» EXERCISE
For every line in the data below that contains "xlabel", copy the line.

» DATASET RECORDS

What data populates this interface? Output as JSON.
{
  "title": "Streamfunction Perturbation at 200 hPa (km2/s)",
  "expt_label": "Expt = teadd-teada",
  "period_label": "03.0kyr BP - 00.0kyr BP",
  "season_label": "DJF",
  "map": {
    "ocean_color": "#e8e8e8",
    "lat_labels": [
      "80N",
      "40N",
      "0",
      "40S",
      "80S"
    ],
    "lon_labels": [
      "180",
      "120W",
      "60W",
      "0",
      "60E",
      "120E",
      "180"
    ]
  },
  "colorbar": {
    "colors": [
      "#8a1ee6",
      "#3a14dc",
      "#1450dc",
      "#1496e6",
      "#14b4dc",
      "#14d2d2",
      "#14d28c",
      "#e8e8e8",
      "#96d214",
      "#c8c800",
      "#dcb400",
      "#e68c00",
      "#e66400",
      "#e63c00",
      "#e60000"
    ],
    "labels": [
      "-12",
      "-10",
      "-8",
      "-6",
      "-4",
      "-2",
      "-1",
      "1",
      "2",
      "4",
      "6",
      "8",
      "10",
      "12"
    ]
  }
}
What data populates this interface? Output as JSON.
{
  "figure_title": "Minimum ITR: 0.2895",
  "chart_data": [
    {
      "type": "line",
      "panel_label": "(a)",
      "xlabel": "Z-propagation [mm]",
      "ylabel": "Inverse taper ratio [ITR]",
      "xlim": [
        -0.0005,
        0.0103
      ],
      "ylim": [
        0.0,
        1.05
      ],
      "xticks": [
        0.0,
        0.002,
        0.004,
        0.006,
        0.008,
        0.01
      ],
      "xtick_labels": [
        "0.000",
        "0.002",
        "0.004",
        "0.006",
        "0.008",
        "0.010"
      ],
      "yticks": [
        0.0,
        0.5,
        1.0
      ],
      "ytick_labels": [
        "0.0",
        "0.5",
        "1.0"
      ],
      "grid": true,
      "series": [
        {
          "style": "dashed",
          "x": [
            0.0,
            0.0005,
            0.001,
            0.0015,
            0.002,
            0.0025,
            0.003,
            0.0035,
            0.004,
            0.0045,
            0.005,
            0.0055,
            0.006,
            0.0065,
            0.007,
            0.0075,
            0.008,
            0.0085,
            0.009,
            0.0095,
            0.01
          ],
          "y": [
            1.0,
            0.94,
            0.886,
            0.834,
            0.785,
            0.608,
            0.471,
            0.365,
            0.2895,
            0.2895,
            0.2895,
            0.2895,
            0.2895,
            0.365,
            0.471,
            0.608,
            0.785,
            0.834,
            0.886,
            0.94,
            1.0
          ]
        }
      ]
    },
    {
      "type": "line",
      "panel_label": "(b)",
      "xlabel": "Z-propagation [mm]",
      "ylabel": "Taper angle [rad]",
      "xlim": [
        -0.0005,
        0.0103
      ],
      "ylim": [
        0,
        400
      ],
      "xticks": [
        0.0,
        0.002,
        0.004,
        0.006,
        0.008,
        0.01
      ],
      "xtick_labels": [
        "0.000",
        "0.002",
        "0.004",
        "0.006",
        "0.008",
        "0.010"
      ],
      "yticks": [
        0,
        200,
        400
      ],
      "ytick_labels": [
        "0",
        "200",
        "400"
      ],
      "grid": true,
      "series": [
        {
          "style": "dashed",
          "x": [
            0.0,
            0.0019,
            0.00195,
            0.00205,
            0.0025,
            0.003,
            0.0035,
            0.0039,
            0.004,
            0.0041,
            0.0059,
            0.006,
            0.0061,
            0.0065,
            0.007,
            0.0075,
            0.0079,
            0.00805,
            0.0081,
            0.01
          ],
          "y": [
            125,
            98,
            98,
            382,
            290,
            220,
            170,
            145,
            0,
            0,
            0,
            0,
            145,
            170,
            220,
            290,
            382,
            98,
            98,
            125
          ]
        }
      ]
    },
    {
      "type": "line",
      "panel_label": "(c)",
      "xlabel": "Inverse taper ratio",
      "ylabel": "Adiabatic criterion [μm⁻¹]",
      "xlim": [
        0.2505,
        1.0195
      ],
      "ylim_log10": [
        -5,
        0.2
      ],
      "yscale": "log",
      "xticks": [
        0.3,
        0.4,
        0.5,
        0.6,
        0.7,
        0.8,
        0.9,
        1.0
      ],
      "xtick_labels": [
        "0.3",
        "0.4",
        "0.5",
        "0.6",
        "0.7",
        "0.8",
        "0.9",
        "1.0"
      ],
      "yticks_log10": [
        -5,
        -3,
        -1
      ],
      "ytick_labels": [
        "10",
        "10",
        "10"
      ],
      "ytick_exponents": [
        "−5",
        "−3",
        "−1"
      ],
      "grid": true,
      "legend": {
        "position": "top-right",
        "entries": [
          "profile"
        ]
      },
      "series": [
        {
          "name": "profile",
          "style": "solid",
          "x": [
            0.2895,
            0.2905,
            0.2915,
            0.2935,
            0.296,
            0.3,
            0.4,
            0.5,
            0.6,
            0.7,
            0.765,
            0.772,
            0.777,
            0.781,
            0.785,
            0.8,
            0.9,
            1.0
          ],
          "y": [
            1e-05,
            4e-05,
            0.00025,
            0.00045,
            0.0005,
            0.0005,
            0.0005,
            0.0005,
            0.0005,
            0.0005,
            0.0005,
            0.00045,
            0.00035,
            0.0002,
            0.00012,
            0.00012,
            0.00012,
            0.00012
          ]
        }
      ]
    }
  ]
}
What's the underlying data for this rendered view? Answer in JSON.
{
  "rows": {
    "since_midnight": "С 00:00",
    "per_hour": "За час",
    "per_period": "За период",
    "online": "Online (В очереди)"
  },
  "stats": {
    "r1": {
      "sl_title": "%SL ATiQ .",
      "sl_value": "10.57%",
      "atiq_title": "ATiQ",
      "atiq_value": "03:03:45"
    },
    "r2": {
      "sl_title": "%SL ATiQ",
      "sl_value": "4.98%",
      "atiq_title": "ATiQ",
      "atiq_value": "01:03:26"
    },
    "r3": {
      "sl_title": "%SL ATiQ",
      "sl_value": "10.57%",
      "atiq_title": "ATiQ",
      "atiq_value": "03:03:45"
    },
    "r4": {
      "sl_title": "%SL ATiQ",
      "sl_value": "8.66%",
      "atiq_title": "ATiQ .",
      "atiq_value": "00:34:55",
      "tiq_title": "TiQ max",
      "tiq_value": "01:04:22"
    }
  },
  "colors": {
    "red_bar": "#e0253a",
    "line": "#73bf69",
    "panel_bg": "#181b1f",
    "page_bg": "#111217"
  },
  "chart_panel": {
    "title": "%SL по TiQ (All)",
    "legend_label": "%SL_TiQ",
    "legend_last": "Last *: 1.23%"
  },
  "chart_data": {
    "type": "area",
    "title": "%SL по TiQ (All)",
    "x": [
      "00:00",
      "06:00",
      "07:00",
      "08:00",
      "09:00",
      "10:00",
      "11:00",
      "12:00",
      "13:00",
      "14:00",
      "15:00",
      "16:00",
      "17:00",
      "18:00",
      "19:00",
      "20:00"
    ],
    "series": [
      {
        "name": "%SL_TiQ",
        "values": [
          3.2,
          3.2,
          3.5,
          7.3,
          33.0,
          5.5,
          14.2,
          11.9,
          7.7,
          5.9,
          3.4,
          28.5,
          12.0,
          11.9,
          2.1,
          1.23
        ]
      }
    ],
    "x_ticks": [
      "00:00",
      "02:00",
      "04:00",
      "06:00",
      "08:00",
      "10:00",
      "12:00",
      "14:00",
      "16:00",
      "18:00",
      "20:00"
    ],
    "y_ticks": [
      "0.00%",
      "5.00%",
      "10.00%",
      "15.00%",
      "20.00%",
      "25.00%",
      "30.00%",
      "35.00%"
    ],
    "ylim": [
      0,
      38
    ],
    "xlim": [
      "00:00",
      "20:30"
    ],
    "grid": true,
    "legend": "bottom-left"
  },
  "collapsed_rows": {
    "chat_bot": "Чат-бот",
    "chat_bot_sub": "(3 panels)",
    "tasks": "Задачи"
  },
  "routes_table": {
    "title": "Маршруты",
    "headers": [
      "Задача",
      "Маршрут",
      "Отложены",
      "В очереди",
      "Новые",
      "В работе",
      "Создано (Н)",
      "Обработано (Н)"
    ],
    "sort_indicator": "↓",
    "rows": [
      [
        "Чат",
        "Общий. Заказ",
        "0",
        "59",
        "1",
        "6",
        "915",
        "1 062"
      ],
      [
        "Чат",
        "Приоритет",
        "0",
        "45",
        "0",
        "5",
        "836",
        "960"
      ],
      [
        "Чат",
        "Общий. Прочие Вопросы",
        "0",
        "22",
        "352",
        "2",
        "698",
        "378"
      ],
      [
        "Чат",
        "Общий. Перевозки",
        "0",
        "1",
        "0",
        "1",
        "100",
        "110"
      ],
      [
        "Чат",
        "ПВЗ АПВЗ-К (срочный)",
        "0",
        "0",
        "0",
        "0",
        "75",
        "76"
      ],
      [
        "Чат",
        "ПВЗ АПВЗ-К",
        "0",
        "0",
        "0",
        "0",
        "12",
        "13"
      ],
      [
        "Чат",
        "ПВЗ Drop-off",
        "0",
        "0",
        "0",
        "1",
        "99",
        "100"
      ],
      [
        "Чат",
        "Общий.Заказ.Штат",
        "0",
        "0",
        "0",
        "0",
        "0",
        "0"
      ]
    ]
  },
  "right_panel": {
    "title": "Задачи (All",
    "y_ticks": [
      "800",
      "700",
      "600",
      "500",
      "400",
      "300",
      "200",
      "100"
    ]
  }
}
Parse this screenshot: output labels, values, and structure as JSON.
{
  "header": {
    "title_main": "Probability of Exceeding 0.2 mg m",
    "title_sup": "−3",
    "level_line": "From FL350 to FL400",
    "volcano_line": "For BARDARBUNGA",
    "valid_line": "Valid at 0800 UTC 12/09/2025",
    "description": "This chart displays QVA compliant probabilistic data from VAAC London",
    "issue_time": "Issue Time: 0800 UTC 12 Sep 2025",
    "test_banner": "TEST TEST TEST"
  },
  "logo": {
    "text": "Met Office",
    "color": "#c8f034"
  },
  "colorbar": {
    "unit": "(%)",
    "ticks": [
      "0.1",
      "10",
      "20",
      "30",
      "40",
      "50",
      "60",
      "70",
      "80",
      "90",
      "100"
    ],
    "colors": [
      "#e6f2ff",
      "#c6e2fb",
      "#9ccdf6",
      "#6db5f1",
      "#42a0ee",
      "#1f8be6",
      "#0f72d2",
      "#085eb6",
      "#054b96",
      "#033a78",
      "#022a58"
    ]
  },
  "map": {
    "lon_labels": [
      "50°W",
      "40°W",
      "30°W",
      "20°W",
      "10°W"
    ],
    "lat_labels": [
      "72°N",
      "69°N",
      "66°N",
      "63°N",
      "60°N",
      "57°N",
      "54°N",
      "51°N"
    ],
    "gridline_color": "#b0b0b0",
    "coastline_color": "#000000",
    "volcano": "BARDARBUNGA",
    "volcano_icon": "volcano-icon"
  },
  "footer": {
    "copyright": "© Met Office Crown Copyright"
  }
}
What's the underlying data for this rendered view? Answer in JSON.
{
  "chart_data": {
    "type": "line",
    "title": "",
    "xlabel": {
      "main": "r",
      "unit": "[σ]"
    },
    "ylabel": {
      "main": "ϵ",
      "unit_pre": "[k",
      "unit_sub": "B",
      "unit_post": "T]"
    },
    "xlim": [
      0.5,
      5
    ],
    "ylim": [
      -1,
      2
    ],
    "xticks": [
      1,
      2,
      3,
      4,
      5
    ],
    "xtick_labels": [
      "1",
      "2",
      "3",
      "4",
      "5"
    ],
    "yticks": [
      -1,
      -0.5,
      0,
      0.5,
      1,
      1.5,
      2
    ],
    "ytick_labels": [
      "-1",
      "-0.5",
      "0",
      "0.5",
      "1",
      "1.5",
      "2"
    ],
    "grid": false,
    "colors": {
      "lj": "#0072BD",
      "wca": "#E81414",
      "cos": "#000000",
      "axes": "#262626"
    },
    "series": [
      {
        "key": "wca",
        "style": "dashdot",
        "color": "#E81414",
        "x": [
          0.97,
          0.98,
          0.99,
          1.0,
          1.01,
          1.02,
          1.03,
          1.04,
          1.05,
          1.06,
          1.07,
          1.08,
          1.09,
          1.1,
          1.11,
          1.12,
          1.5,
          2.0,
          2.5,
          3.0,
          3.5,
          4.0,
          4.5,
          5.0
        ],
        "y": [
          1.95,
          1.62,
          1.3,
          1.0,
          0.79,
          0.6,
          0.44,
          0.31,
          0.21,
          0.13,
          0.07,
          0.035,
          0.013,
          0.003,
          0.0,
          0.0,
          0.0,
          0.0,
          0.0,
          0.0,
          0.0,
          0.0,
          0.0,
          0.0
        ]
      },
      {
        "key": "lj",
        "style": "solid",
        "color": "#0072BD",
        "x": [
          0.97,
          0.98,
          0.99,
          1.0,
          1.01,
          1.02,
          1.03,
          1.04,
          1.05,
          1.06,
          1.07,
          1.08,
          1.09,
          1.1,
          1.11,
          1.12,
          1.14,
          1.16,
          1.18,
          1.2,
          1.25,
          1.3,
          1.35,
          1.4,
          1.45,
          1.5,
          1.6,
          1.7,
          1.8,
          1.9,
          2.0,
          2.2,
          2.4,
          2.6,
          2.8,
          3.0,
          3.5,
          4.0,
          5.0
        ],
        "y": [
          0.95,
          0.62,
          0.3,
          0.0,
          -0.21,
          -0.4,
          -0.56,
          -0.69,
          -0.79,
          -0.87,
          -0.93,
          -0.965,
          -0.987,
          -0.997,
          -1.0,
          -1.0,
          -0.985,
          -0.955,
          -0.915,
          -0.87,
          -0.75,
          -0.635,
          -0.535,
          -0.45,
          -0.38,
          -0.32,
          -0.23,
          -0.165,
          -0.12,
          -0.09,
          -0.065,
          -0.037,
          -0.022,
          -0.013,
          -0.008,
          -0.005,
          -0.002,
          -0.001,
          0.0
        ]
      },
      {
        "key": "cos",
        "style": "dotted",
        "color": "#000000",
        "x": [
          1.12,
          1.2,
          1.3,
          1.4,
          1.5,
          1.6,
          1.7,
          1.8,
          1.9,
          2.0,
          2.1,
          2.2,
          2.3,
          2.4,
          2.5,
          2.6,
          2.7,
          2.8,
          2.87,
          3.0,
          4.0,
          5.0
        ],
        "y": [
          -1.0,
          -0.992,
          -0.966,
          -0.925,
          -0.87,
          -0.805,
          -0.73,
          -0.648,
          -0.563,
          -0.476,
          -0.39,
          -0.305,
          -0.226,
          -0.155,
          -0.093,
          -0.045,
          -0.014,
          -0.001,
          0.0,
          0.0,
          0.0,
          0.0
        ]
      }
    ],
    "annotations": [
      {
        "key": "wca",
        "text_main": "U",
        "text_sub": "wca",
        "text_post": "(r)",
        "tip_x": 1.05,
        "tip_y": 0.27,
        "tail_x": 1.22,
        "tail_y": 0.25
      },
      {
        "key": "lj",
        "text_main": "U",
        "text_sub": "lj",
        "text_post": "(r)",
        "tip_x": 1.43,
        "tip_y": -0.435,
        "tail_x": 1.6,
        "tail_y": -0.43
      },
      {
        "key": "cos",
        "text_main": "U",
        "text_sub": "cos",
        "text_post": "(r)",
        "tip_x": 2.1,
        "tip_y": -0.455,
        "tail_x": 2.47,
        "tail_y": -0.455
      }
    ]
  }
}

» RESULT BELOW
      "xlabel": "Z-propagation [mm]",
      "xlabel": "Z-propagation [mm]",
      "xlabel": "Inverse taper ratio",
    "xlabel": {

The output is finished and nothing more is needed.